Written exercise: How many lines of the material below contain the string "image"? Answer with the number and nothing else.

Entries provided:
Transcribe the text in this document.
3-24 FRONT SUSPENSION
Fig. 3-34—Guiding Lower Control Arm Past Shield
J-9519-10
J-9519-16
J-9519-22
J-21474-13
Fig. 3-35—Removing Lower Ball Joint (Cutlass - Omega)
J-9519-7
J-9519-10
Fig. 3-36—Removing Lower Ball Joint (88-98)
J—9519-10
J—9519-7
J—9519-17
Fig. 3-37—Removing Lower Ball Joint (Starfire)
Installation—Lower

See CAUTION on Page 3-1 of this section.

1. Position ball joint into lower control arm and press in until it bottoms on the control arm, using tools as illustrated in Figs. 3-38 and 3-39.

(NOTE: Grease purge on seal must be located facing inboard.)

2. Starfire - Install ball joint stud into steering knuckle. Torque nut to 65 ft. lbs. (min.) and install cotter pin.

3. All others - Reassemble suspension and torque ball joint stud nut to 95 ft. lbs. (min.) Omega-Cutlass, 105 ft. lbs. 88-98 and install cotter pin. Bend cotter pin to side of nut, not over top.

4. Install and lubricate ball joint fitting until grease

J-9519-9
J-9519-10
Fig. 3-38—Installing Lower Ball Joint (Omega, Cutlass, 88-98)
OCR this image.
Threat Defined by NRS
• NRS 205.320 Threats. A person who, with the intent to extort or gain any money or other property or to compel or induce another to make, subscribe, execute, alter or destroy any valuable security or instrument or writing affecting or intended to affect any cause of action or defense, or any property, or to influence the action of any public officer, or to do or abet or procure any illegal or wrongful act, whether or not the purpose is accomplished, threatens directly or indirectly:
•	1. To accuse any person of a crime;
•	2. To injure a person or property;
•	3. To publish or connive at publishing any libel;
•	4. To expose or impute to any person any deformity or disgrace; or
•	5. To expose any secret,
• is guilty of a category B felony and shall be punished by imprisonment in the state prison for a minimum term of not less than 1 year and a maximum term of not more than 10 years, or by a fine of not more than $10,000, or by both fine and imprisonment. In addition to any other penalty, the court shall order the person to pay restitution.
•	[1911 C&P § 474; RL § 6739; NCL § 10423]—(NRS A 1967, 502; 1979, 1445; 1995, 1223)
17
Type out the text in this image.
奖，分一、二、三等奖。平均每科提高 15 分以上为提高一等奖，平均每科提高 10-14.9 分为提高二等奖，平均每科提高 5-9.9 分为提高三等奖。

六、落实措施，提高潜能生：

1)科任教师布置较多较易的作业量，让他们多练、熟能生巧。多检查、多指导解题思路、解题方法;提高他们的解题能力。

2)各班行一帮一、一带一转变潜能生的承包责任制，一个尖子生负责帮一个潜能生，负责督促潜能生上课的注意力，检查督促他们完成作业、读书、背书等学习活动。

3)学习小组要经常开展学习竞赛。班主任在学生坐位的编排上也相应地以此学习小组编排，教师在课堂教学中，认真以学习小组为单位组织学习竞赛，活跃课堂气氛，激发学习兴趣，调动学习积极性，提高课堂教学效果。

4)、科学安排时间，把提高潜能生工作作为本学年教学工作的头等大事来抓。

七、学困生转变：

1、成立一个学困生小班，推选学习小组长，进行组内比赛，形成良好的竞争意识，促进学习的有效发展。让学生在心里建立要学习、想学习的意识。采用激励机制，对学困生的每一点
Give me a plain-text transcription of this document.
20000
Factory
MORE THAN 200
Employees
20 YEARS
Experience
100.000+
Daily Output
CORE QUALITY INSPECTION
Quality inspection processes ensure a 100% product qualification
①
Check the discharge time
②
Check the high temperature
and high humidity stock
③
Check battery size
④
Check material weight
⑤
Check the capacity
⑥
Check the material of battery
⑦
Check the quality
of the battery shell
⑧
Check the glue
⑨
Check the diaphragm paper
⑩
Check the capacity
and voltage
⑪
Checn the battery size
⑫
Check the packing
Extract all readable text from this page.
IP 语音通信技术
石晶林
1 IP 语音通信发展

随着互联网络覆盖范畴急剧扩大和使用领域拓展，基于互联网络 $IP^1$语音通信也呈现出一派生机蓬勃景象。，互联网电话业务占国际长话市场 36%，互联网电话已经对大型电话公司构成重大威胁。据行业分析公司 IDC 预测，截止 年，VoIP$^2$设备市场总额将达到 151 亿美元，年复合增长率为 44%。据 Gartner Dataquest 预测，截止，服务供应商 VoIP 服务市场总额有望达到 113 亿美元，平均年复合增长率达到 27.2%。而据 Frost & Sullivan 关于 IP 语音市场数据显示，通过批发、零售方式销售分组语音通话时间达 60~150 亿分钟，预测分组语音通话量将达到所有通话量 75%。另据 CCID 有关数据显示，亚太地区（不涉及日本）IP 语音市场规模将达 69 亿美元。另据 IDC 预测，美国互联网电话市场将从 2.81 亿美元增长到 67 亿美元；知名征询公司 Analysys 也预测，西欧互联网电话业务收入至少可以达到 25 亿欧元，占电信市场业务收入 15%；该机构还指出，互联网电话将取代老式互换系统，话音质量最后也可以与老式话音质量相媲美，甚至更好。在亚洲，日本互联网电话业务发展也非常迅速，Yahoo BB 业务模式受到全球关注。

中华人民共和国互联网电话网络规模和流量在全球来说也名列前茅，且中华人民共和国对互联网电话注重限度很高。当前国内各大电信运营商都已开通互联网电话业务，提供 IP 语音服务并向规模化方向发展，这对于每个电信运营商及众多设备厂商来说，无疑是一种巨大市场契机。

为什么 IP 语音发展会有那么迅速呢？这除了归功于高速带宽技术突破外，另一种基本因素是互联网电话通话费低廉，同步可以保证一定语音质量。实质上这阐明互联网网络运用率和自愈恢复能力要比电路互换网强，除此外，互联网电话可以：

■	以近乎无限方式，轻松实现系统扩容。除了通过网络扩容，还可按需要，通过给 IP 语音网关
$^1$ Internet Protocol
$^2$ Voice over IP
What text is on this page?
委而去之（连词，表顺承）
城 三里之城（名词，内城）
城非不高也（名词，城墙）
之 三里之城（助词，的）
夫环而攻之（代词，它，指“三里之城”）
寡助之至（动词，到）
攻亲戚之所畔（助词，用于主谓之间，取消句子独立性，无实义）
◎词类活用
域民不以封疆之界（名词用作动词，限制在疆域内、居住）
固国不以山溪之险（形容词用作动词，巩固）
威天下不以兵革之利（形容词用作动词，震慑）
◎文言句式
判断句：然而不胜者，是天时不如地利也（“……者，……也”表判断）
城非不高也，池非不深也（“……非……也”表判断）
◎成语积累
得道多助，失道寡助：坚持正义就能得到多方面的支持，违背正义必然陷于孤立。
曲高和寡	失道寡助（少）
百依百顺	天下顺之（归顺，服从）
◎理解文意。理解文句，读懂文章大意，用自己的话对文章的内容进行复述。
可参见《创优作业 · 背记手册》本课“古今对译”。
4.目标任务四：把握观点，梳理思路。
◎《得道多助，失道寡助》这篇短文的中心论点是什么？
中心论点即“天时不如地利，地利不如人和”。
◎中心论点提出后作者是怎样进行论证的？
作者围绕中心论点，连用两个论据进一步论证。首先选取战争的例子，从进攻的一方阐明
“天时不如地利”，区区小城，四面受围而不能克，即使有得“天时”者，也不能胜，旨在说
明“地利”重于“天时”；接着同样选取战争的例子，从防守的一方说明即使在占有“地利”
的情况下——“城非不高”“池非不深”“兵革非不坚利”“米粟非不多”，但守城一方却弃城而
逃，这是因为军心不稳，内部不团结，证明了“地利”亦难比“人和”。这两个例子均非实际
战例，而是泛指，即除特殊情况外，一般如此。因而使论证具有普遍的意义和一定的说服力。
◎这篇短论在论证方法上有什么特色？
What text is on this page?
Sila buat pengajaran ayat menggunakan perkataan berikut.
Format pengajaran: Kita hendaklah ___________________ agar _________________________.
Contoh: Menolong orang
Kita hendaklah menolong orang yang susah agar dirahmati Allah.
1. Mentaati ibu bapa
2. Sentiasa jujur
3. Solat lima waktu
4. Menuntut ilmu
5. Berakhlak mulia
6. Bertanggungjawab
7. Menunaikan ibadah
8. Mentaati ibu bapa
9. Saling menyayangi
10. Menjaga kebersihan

Final result: 2